#### Exercise description:
Scan the listing below. Report each line that includes "reasons".

#### Input material:
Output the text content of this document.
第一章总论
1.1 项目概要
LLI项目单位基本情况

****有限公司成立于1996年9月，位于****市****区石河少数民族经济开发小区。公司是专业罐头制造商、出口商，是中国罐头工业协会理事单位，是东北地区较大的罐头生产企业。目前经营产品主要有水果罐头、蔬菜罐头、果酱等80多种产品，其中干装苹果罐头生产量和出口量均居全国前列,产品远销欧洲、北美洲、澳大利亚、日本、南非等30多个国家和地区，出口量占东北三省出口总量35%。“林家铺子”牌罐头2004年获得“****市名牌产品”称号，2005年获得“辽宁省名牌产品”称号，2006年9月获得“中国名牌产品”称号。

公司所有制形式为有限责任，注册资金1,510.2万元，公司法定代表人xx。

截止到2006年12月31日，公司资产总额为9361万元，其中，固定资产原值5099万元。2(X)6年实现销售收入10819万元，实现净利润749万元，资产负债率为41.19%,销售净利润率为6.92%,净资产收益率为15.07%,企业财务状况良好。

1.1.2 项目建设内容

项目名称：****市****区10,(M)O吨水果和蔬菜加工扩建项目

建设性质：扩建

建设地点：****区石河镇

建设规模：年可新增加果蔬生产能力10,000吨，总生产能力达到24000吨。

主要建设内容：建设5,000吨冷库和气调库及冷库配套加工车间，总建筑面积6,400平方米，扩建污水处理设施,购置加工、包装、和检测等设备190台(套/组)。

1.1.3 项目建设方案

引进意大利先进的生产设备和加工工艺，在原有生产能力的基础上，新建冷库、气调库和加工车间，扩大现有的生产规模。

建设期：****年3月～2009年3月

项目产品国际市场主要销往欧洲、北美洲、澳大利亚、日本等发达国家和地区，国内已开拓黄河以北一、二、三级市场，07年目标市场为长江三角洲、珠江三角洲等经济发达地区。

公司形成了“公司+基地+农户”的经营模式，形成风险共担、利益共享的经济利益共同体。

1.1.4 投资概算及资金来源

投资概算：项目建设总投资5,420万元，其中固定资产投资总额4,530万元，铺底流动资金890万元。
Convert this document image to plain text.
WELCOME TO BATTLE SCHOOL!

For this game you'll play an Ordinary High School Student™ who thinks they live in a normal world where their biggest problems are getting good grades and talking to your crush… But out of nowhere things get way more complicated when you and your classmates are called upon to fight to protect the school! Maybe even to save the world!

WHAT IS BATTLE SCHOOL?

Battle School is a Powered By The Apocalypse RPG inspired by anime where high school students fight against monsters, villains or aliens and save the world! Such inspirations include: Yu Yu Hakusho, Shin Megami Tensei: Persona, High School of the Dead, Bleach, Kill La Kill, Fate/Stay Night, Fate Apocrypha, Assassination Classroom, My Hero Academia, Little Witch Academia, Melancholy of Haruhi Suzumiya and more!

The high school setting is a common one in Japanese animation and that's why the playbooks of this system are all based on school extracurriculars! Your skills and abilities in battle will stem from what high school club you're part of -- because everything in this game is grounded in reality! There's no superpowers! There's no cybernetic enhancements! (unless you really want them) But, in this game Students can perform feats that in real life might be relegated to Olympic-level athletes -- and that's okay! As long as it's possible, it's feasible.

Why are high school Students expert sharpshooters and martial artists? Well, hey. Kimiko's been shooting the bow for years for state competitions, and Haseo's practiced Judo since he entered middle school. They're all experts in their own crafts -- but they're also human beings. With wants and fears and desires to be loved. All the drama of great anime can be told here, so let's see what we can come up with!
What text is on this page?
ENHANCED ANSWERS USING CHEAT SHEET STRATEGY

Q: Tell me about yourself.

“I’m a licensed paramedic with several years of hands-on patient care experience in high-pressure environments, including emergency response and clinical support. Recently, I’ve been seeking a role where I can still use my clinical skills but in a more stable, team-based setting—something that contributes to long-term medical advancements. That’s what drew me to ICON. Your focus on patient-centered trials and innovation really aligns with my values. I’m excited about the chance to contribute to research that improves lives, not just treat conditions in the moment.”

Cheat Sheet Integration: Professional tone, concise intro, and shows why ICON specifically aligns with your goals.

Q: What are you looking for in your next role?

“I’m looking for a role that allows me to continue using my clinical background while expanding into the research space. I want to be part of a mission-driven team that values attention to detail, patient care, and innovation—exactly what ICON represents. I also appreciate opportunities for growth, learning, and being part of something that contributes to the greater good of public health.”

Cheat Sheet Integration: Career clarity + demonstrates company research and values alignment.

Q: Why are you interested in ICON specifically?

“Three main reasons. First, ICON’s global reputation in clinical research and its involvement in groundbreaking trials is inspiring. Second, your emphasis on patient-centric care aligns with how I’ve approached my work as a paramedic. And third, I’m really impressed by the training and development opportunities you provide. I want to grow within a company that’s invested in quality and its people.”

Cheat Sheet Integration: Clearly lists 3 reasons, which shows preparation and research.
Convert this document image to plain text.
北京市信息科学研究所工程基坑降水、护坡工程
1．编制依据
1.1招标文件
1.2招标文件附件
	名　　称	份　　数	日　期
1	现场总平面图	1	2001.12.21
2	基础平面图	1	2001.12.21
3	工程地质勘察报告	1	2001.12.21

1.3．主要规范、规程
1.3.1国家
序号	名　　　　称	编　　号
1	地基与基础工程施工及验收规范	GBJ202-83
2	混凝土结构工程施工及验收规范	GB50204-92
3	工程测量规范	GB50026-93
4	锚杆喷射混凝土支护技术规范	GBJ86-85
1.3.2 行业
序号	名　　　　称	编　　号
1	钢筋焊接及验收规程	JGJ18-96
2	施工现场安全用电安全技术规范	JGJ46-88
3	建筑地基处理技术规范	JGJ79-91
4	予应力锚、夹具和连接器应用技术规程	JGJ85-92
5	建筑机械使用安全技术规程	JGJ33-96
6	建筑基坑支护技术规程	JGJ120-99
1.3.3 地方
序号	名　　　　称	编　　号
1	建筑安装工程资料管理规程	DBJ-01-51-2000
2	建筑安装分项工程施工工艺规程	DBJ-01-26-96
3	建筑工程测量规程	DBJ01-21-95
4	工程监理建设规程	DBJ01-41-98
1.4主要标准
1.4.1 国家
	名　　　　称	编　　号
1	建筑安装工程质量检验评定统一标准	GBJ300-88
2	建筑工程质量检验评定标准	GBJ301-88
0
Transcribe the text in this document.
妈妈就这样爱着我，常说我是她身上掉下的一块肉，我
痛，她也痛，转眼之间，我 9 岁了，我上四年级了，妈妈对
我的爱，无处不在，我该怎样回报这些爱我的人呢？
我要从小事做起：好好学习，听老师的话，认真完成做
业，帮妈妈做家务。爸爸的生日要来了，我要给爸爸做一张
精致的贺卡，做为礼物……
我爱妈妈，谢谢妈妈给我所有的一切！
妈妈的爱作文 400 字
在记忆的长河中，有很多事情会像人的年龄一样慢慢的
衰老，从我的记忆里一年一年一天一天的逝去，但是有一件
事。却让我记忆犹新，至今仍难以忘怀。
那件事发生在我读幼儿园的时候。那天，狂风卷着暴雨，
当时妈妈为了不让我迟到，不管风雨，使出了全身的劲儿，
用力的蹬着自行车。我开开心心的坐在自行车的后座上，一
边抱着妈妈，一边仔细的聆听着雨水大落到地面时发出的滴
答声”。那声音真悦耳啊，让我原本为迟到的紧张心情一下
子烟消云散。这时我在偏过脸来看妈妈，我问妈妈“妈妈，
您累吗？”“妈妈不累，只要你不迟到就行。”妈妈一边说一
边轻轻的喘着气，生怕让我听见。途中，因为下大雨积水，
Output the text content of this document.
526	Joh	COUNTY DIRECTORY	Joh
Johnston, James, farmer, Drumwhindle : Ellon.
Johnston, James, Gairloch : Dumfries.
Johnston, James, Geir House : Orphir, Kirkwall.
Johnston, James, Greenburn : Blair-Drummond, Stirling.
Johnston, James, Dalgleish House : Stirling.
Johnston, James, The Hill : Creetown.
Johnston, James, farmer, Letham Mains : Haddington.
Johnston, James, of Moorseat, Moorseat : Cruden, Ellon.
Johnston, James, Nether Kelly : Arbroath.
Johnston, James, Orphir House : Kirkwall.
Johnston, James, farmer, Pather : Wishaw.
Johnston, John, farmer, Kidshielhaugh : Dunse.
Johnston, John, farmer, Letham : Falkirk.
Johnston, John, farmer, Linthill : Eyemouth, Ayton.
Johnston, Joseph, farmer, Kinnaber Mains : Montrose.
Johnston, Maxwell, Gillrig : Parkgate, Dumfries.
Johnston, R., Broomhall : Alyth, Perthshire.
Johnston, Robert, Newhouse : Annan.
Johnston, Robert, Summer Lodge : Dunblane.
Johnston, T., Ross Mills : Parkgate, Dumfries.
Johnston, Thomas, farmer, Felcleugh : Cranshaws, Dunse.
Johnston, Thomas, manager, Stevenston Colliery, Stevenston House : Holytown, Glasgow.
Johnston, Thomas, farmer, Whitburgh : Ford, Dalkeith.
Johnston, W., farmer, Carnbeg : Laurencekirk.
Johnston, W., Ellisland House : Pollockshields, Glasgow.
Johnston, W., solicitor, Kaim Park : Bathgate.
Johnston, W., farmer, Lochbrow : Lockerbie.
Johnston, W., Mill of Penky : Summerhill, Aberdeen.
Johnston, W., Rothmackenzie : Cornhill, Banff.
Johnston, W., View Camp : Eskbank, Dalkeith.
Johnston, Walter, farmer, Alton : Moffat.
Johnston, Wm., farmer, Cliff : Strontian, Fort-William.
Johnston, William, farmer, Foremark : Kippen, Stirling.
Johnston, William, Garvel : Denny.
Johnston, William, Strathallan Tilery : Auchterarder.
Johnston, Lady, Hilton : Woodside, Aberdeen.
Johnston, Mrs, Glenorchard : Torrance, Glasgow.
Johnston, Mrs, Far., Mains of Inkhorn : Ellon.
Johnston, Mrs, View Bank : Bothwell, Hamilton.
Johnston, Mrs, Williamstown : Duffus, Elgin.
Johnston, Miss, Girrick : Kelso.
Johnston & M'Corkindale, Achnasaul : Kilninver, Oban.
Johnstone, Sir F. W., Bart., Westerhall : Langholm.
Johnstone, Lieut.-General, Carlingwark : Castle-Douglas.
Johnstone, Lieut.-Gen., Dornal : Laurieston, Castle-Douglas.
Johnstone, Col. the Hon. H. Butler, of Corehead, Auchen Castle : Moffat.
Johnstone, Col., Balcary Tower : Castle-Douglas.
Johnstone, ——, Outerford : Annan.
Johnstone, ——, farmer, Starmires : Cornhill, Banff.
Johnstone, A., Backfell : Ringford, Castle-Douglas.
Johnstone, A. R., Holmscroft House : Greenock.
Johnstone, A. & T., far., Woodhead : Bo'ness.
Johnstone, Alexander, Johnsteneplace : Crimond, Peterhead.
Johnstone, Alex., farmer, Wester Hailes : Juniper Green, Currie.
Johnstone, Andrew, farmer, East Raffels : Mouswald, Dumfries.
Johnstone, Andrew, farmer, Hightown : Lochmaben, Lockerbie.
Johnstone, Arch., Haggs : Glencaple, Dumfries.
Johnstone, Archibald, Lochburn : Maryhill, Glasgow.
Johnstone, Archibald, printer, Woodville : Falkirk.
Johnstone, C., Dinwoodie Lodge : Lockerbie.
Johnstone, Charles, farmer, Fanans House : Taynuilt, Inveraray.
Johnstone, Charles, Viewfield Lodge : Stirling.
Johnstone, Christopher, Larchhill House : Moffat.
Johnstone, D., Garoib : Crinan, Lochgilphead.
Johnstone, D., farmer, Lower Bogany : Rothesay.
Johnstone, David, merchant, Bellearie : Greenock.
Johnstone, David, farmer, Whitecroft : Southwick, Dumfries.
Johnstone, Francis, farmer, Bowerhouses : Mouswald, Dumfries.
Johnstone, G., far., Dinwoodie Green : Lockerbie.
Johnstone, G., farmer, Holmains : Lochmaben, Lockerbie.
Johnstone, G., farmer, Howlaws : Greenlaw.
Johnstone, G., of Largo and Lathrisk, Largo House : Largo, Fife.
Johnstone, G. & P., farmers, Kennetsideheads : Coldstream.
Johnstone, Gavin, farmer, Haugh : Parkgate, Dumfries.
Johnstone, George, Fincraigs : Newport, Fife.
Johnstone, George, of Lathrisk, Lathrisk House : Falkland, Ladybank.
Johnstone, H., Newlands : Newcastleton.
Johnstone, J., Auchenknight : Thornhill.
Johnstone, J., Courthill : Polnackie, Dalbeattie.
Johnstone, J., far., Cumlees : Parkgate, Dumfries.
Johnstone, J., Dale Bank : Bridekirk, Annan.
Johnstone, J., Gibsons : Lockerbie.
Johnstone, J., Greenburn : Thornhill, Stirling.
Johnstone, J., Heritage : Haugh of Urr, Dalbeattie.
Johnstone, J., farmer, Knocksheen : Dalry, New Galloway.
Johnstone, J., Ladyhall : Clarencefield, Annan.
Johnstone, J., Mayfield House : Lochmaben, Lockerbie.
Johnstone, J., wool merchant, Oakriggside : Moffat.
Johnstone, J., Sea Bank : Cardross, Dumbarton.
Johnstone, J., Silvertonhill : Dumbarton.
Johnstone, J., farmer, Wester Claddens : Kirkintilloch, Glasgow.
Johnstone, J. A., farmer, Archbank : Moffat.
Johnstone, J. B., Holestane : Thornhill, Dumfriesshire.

#### Solution:
“Three main reasons. First, ICON’s global reputation in clinical research and its involvement in groundbreaking trials is inspiring. Second, your emphasis on patient-centric care aligns with how I’ve approached my work as a paramedic. And third, I’m really impressed by the training and development opportunities you provide. I want to grow within a company that’s invested in quality and its people.”
Cheat Sheet Integration: Clearly lists 3 reasons, which shows preparation and research.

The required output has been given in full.